**What you need to do**
Write out every entry word for word.

**Extracted data entries**
◆ ◆ ◆ ◆
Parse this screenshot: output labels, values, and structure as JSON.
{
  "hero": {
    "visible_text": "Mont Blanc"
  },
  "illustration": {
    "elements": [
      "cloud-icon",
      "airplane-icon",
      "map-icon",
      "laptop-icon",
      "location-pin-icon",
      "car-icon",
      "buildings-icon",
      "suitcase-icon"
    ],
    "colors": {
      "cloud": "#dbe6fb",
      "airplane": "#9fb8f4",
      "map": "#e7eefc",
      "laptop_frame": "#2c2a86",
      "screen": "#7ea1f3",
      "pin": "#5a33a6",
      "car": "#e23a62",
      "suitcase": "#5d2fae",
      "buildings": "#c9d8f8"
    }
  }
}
◆ ◆ ◆ ◆
**Answer to the task**
Parse this screenshot: output labels, values, and structure as JSON.
{
  "hero": {
    "visible_text": "Mont Blanc"
  },
  "illustration": {
    "elements": [
      "cloud-icon",
      "airplane-icon",
      "map-icon",
      "laptop-icon",
      "location-pin-icon",
      "car-icon",
      "buildings-icon",
      "suitcase-icon"
    ],
    "colors": {
      "cloud": "#dbe6fb",
      "airplane": "#9fb8f4",
      "map": "#e7eefc",
      "laptop_frame": "#2c2a86",
      "screen": "#7ea1f3",
      "pin": "#5a33a6",
      "car": "#e23a62",
      "suitcase": "#5d2fae",
      "buildings": "#c9d8f8"
    }
  }
}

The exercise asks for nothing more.